[Stored items]
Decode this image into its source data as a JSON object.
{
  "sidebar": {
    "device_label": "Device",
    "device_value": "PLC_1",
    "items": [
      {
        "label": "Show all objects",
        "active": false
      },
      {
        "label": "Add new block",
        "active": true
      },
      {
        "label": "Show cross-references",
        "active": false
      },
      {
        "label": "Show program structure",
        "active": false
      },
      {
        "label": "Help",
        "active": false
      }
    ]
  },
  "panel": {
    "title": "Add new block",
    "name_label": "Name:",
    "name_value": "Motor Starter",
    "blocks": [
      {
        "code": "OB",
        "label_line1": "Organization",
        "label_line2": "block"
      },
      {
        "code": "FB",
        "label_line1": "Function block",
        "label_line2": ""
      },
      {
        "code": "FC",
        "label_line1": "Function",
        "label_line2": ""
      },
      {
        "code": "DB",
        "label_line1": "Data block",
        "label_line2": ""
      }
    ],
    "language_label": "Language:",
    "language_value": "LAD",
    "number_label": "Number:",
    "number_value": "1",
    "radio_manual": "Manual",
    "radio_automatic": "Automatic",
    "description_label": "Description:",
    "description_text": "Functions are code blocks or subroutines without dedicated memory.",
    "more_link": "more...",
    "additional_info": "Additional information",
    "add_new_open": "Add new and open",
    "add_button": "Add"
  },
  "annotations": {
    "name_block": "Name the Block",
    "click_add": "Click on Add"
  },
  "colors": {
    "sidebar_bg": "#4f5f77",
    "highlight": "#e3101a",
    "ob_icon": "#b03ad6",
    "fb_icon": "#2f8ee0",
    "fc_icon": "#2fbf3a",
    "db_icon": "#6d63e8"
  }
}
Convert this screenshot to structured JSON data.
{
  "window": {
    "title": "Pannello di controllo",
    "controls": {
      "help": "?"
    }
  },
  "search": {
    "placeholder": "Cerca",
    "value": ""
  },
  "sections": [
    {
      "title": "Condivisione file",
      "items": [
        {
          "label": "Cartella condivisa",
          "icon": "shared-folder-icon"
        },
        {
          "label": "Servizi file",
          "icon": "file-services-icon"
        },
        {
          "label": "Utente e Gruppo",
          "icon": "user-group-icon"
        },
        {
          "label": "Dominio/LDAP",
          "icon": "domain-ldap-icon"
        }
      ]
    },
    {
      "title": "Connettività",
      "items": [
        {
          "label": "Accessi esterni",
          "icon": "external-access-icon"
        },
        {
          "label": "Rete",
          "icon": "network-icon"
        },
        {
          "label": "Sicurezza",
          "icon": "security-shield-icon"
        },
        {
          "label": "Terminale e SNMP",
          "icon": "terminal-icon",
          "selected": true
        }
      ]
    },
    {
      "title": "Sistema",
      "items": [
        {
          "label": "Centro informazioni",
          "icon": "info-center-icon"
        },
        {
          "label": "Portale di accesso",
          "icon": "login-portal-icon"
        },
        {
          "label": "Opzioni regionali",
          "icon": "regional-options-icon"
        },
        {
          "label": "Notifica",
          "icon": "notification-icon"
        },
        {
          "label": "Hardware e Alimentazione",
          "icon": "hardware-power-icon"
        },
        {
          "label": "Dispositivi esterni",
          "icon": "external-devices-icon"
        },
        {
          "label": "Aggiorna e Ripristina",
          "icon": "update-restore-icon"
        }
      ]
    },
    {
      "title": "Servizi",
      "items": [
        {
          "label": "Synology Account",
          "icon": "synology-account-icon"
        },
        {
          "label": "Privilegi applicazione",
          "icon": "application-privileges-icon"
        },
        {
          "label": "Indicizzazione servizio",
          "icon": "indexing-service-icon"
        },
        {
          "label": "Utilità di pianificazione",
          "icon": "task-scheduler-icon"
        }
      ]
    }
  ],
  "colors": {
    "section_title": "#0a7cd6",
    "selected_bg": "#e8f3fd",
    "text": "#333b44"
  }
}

◆ **REQUIRED WORK**: Reproduce the material above exactly; please quote every line of it.

◆ **WRITTEN SOLUTION**:
Decode this image into its source data as a JSON object.
{
  "sidebar": {
    "device_label": "Device",
    "device_value": "PLC_1",
    "items": [
      {
        "label": "Show all objects",
        "active": false
      },
      {
        "label": "Add new block",
        "active": true
      },
      {
        "label": "Show cross-references",
        "active": false
      },
      {
        "label": "Show program structure",
        "active": false
      },
      {
        "label": "Help",
        "active": false
      }
    ]
  },
  "panel": {
    "title": "Add new block",
    "name_label": "Name:",
    "name_value": "Motor Starter",
    "blocks": [
      {
        "code": "OB",
        "label_line1": "Organization",
        "label_line2": "block"
      },
      {
        "code": "FB",
        "label_line1": "Function block",
        "label_line2": ""
      },
      {
        "code": "FC",
        "label_line1": "Function",
        "label_line2": ""
      },
      {
        "code": "DB",
        "label_line1": "Data block",
        "label_line2": ""
      }
    ],
    "language_label": "Language:",
    "language_value": "LAD",
    "number_label": "Number:",
    "number_value": "1",
    "radio_manual": "Manual",
    "radio_automatic": "Automatic",
    "description_label": "Description:",
    "description_text": "Functions are code blocks or subroutines without dedicated memory.",
    "more_link": "more...",
    "additional_info": "Additional information",
    "add_new_open": "Add new and open",
    "add_button": "Add"
  },
  "annotations": {
    "name_block": "Name the Block",
    "click_add": "Click on Add"
  },
  "colors": {
    "sidebar_bg": "#4f5f77",
    "highlight": "#e3101a",
    "ob_icon": "#b03ad6",
    "fb_icon": "#2f8ee0",
    "fc_icon": "#2fbf3a",
    "db_icon": "#6d63e8"
  }
}
Convert this screenshot to structured JSON data.
{
  "window": {
    "title": "Pannello di controllo",
    "controls": {
      "help": "?"
    }
  },
  "search": {
    "placeholder": "Cerca",
    "value": ""
  },
  "sections": [
    {
      "title": "Condivisione file",
      "items": [
        {
          "label": "Cartella condivisa",
          "icon": "shared-folder-icon"
        },
        {
          "label": "Servizi file",
          "icon": "file-services-icon"
        },
        {
          "label": "Utente e Gruppo",
          "icon": "user-group-icon"
        },
        {
          "label": "Dominio/LDAP",
          "icon": "domain-ldap-icon"
        }
      ]
    },
    {
      "title": "Connettività",
      "items": [
        {
          "label": "Accessi esterni",
          "icon": "external-access-icon"
        },
        {
          "label": "Rete",
          "icon": "network-icon"
        },
        {
          "label": "Sicurezza",
          "icon": "security-shield-icon"
        },
        {
          "label": "Terminale e SNMP",
          "icon": "terminal-icon",
          "selected": true
        }
      ]
    },
    {
      "title": "Sistema",
      "items": [
        {
          "label": "Centro informazioni",
          "icon": "info-center-icon"
        },
        {
          "label": "Portale di accesso",
          "icon": "login-portal-icon"
        },
        {
          "label": "Opzioni regionali",
          "icon": "regional-options-icon"
        },
        {
          "label": "Notifica",
          "icon": "notification-icon"
        },
        {
          "label": "Hardware e Alimentazione",
          "icon": "hardware-power-icon"
        },
        {
          "label": "Dispositivi esterni",
          "icon": "external-devices-icon"
        },
        {
          "label": "Aggiorna e Ripristina",
          "icon": "update-restore-icon"
        }
      ]
    },
    {
      "title": "Servizi",
      "items": [
        {
          "label": "Synology Account",
          "icon": "synology-account-icon"
        },
        {
          "label": "Privilegi applicazione",
          "icon": "application-privileges-icon"
        },
        {
          "label": "Indicizzazione servizio",
          "icon": "indexing-service-icon"
        },
        {
          "label": "Utilità di pianificazione",
          "icon": "task-scheduler-icon"
        }
      ]
    }
  ],
  "colors": {
    "section_title": "#0a7cd6",
    "selected_bg": "#e8f3fd",
    "text": "#333b44"
  }
}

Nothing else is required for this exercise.